PROBLEM DESCRIPTION ▸
Identify each line in the records below that contains the word "siguientes", and copy it.

Extracted data entries ▸
══════════
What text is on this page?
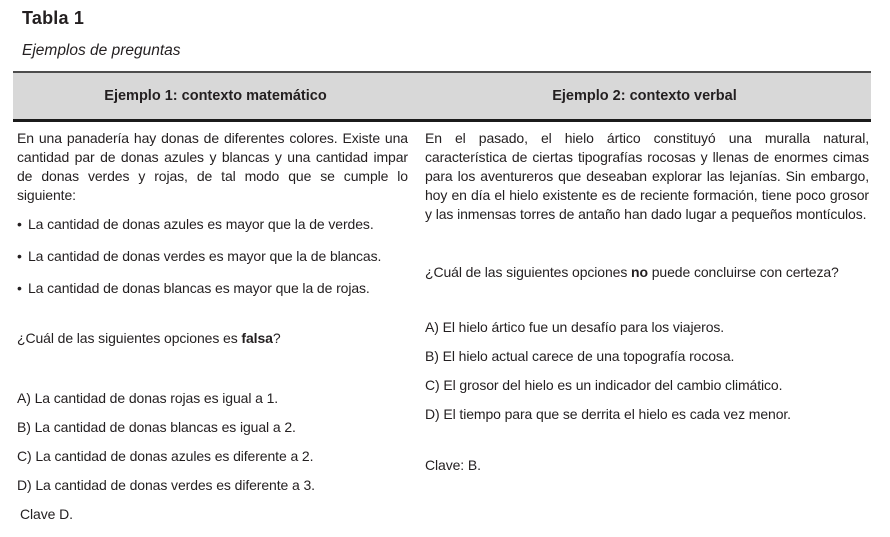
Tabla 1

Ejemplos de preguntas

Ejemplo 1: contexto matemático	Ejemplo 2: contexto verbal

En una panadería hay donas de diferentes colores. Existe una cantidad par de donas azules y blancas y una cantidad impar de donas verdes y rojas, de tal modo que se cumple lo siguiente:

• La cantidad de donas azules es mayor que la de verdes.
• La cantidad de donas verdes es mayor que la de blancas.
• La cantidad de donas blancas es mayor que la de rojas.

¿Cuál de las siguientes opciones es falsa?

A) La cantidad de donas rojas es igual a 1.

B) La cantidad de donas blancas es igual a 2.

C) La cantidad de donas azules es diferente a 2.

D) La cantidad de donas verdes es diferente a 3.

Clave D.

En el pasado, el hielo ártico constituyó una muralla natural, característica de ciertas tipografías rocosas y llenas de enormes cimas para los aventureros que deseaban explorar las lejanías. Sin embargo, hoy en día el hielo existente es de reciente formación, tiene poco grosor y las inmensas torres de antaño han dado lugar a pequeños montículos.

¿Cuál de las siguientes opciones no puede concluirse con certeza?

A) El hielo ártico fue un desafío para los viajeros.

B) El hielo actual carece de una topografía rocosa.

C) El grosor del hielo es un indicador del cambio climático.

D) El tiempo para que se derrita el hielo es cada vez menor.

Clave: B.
══════════
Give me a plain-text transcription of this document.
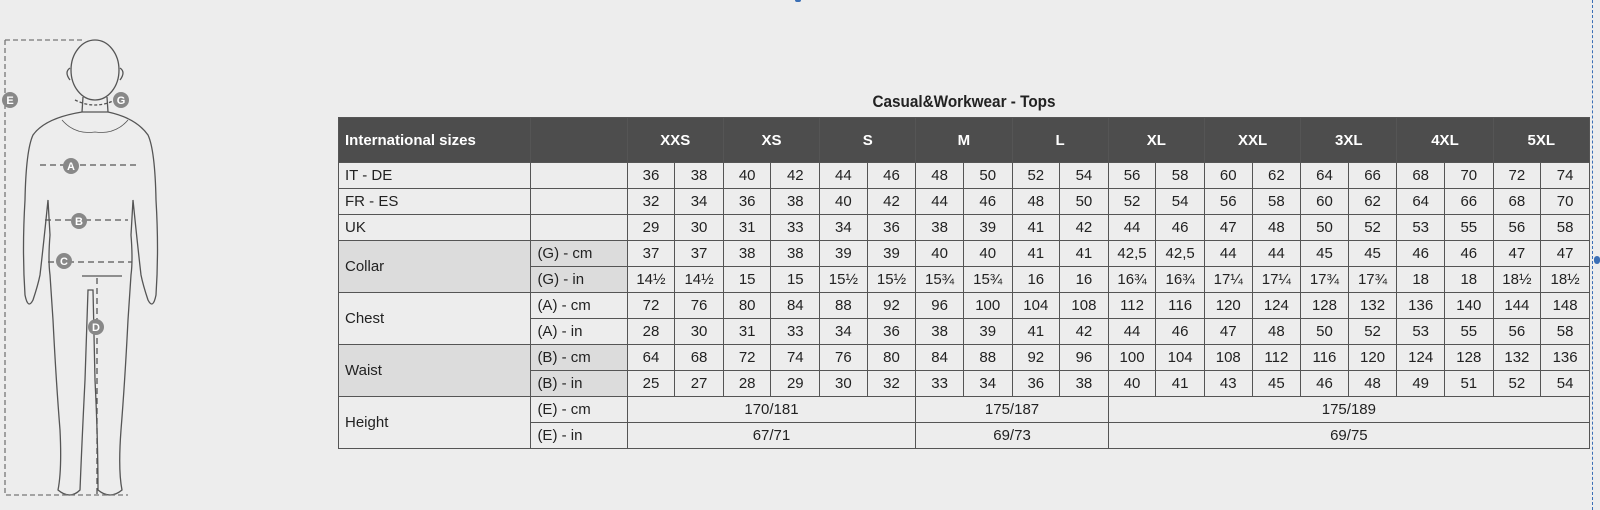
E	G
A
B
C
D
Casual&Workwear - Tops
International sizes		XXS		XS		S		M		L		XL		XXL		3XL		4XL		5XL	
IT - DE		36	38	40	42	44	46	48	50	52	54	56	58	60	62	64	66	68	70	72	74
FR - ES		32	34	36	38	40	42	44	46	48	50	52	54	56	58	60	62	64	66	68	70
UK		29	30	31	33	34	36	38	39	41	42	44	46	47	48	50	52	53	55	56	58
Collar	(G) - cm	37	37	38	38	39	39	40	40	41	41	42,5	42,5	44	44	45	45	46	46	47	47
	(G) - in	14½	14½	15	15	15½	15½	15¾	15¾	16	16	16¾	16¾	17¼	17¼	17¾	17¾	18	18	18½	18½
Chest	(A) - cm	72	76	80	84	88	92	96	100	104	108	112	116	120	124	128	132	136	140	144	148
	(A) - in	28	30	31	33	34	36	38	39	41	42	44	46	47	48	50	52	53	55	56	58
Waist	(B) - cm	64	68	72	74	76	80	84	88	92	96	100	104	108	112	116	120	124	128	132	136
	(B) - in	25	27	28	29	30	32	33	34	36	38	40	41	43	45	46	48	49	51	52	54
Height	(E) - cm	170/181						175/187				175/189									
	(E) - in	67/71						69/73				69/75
══════════
SOLUTION BELOW ▸
¿Cuál de las siguientes opciones es falsa?
¿Cuál de las siguientes opciones no puede concluirse con certeza?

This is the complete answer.